What the task asks → Edit the lines below by replacing "privateer" with "raider", and leave everything else unchanged.

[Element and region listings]
══════════
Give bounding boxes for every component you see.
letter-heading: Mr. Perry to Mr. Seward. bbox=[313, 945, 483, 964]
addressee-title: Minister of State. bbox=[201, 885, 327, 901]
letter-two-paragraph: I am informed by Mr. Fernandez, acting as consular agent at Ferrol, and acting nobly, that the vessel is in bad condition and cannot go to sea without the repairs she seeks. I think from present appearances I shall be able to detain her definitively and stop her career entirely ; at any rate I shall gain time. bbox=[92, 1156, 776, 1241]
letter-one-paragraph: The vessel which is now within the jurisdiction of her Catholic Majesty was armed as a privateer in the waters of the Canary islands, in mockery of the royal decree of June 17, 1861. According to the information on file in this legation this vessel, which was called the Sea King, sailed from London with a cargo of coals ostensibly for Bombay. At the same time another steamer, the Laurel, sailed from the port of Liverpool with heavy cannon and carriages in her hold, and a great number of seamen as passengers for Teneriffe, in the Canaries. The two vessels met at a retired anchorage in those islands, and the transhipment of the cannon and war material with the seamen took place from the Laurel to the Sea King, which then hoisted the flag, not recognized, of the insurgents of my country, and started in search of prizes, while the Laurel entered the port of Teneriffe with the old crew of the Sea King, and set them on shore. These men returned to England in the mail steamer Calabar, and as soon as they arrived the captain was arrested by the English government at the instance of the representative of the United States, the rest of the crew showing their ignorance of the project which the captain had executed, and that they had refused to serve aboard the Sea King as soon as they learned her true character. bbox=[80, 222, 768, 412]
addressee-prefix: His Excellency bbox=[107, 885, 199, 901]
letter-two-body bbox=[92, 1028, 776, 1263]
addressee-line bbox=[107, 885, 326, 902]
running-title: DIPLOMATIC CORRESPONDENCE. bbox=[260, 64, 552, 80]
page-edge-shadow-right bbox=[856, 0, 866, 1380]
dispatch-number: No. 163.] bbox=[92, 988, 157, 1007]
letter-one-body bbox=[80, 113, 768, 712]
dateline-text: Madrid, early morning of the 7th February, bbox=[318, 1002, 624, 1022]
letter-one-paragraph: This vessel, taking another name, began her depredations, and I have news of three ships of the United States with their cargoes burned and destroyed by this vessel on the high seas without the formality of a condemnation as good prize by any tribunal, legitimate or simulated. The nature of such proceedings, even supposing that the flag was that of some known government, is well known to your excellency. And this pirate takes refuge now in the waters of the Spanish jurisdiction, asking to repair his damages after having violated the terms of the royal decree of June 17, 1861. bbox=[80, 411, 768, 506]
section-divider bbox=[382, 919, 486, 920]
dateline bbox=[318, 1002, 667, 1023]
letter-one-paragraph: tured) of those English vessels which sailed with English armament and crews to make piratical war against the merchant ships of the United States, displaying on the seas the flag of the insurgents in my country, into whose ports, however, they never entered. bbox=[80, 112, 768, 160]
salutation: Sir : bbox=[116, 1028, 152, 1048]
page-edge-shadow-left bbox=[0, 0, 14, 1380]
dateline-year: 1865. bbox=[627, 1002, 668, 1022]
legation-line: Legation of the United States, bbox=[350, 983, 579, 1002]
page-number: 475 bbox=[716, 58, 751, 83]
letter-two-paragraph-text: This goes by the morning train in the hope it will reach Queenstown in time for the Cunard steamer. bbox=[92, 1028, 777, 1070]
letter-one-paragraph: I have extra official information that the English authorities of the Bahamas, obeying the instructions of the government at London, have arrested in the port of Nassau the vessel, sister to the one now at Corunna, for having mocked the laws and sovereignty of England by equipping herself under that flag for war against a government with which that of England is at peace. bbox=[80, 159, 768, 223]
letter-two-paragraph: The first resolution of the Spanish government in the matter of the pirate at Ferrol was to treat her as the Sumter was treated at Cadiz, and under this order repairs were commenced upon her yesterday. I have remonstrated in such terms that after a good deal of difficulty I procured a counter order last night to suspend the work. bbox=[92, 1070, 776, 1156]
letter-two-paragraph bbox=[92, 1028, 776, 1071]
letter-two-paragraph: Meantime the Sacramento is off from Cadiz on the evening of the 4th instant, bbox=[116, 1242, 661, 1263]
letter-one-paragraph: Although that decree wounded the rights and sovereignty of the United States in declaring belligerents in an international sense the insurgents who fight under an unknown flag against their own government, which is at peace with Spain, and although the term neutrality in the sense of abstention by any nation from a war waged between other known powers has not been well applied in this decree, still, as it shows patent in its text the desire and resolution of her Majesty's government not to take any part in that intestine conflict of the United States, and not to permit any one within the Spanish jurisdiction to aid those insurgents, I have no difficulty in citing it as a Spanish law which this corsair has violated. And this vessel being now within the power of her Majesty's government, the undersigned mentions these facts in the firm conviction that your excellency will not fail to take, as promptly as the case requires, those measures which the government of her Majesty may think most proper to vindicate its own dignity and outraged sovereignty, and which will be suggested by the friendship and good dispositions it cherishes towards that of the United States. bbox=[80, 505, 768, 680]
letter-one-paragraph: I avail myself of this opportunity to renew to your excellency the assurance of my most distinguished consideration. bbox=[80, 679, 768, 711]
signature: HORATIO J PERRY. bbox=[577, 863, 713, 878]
══════════
Exercise result →
Give bounding boxes for every component you see.
letter-heading: Mr. Perry to Mr. Seward. bbox=[313, 945, 483, 964]
addressee-title: Minister of State. bbox=[201, 885, 327, 901]
letter-two-paragraph: I am informed by Mr. Fernandez, acting as consular agent at Ferrol, and acting nobly, that the vessel is in bad condition and cannot go to sea without the repairs she seeks. I think from present appearances I shall be able to detain her definitively and stop her career entirely ; at any rate I shall gain time. bbox=[92, 1156, 776, 1241]
letter-one-paragraph: The vessel which is now within the jurisdiction of her Catholic Majesty was armed as a raider in the waters of the Canary islands, in mockery of the royal decree of June 17, 1861. According to the information on file in this legation this vessel, which was called the Sea King, sailed from London with a cargo of coals ostensibly for Bombay. At the same time another steamer, the Laurel, sailed from the port of Liverpool with heavy cannon and carriages in her hold, and a great number of seamen as passengers for Teneriffe, in the Canaries. The two vessels met at a retired anchorage in those islands, and the transhipment of the cannon and war material with the seamen took place from the Laurel to the Sea King, which then hoisted the flag, not recognized, of the insurgents of my country, and started in search of prizes, while the Laurel entered the port of Teneriffe with the old crew of the Sea King, and set them on shore. These men returned to England in the mail steamer Calabar, and as soon as they arrived the captain was arrested by the English government at the instance of the representative of the United States, the rest of the crew showing their ignorance of the project which the captain had executed, and that they had refused to serve aboard the Sea King as soon as they learned her true character. bbox=[80, 222, 768, 412]
addressee-prefix: His Excellency bbox=[107, 885, 199, 901]
letter-two-body bbox=[92, 1028, 776, 1263]
addressee-line bbox=[107, 885, 326, 902]
running-title: DIPLOMATIC CORRESPONDENCE. bbox=[260, 64, 552, 80]
page-edge-shadow-right bbox=[856, 0, 866, 1380]
dispatch-number: No. 163.] bbox=[92, 988, 157, 1007]
letter-one-body bbox=[80, 113, 768, 712]
dateline-text: Madrid, early morning of the 7th February, bbox=[318, 1002, 624, 1022]
letter-one-paragraph: This vessel, taking another name, began her depredations, and I have news of three ships of the United States with their cargoes burned and destroyed by this vessel on the high seas without the formality of a condemnation as good prize by any tribunal, legitimate or simulated. The nature of such proceedings, even supposing that the flag was that of some known government, is well known to your excellency. And this pirate takes refuge now in the waters of the Spanish jurisdiction, asking to repair his damages after having violated the terms of the royal decree of June 17, 1861. bbox=[80, 411, 768, 506]
section-divider bbox=[382, 919, 486, 920]
dateline bbox=[318, 1002, 667, 1023]
letter-one-paragraph: tured) of those English vessels which sailed with English armament and crews to make piratical war against the merchant ships of the United States, displaying on the seas the flag of the insurgents in my country, into whose ports, however, they never entered. bbox=[80, 112, 768, 160]
salutation: Sir : bbox=[116, 1028, 152, 1048]
page-edge-shadow-left bbox=[0, 0, 14, 1380]
dateline-year: 1865. bbox=[627, 1002, 668, 1022]
legation-line: Legation of the United States, bbox=[350, 983, 579, 1002]
page-number: 475 bbox=[716, 58, 751, 83]
letter-two-paragraph-text: This goes by the morning train in the hope it will reach Queenstown in time for the Cunard steamer. bbox=[92, 1028, 777, 1070]
letter-one-paragraph: I have extra official information that the English authorities of the Bahamas, obeying the instructions of the government at London, have arrested in the port of Nassau the vessel, sister to the one now at Corunna, for having mocked the laws and sovereignty of England by equipping herself under that flag for war against a government with which that of England is at peace. bbox=[80, 159, 768, 223]
letter-two-paragraph: The first resolution of the Spanish government in the matter of the pirate at Ferrol was to treat her as the Sumter was treated at Cadiz, and under this order repairs were commenced upon her yesterday. I have remonstrated in such terms that after a good deal of difficulty I procured a counter order last night to suspend the work. bbox=[92, 1070, 776, 1156]
letter-two-paragraph bbox=[92, 1028, 776, 1071]
letter-two-paragraph: Meantime the Sacramento is off from Cadiz on the evening of the 4th instant, bbox=[116, 1242, 661, 1263]
letter-one-paragraph: Although that decree wounded the rights and sovereignty of the United States in declaring belligerents in an international sense the insurgents who fight under an unknown flag against their own government, which is at peace with Spain, and although the term neutrality in the sense of abstention by any nation from a war waged between other known powers has not been well applied in this decree, still, as it shows patent in its text the desire and resolution of her Majesty's government not to take any part in that intestine conflict of the United States, and not to permit any one within the Spanish jurisdiction to aid those insurgents, I have no difficulty in citing it as a Spanish law which this corsair has violated. And this vessel being now within the power of her Majesty's government, the undersigned mentions these facts in the firm conviction that your excellency will not fail to take, as promptly as the case requires, those measures which the government of her Majesty may think most proper to vindicate its own dignity and outraged sovereignty, and which will be suggested by the friendship and good dispositions it cherishes towards that of the United States. bbox=[80, 505, 768, 680]
letter-one-paragraph: I avail myself of this opportunity to renew to your excellency the assurance of my most distinguished consideration. bbox=[80, 679, 768, 711]
signature: HORATIO J PERRY. bbox=[577, 863, 713, 878]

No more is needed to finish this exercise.